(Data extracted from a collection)
========================================

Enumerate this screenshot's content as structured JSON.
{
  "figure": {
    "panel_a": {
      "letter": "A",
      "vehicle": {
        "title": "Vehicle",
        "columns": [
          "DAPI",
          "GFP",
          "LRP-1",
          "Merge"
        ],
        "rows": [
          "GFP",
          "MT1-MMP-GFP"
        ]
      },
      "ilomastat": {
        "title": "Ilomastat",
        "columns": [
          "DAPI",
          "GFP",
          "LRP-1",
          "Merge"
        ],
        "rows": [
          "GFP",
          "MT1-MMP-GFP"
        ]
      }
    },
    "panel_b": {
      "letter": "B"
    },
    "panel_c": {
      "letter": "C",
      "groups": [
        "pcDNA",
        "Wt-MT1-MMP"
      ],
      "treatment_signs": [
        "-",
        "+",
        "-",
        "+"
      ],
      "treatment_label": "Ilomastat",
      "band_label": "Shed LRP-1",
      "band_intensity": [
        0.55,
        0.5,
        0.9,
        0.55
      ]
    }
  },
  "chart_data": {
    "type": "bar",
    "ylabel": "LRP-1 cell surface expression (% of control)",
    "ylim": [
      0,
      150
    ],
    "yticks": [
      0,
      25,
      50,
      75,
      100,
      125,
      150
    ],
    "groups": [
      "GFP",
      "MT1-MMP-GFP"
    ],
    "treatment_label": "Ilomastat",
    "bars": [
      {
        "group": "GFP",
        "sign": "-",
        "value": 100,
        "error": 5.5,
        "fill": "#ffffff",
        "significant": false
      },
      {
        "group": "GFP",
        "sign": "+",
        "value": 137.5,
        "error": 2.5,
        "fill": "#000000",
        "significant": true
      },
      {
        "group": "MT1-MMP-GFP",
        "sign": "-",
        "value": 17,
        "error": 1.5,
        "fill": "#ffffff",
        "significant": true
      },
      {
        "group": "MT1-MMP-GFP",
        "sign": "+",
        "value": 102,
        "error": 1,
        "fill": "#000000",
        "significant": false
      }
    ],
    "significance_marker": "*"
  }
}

========================================

> **To do**
Give every line of the material again, exactly as it reads.

> **Task answer**
Enumerate this screenshot's content as structured JSON.
{
  "figure": {
    "panel_a": {
      "letter": "A",
      "vehicle": {
        "title": "Vehicle",
        "columns": [
          "DAPI",
          "GFP",
          "LRP-1",
          "Merge"
        ],
        "rows": [
          "GFP",
          "MT1-MMP-GFP"
        ]
      },
      "ilomastat": {
        "title": "Ilomastat",
        "columns": [
          "DAPI",
          "GFP",
          "LRP-1",
          "Merge"
        ],
        "rows": [
          "GFP",
          "MT1-MMP-GFP"
        ]
      }
    },
    "panel_b": {
      "letter": "B"
    },
    "panel_c": {
      "letter": "C",
      "groups": [
        "pcDNA",
        "Wt-MT1-MMP"
      ],
      "treatment_signs": [
        "-",
        "+",
        "-",
        "+"
      ],
      "treatment_label": "Ilomastat",
      "band_label": "Shed LRP-1",
      "band_intensity": [
        0.55,
        0.5,
        0.9,
        0.55
      ]
    }
  },
  "chart_data": {
    "type": "bar",
    "ylabel": "LRP-1 cell surface expression (% of control)",
    "ylim": [
      0,
      150
    ],
    "yticks": [
      0,
      25,
      50,
      75,
      100,
      125,
      150
    ],
    "groups": [
      "GFP",
      "MT1-MMP-GFP"
    ],
    "treatment_label": "Ilomastat",
    "bars": [
      {
        "group": "GFP",
        "sign": "-",
        "value": 100,
        "error": 5.5,
        "fill": "#ffffff",
        "significant": false
      },
      {
        "group": "GFP",
        "sign": "+",
        "value": 137.5,
        "error": 2.5,
        "fill": "#000000",
        "significant": true
      },
      {
        "group": "MT1-MMP-GFP",
        "sign": "-",
        "value": 17,
        "error": 1.5,
        "fill": "#ffffff",
        "significant": true
      },
      {
        "group": "MT1-MMP-GFP",
        "sign": "+",
        "value": 102,
        "error": 1,
        "fill": "#000000",
        "significant": false
      }
    ],
    "significance_marker": "*"
  }
}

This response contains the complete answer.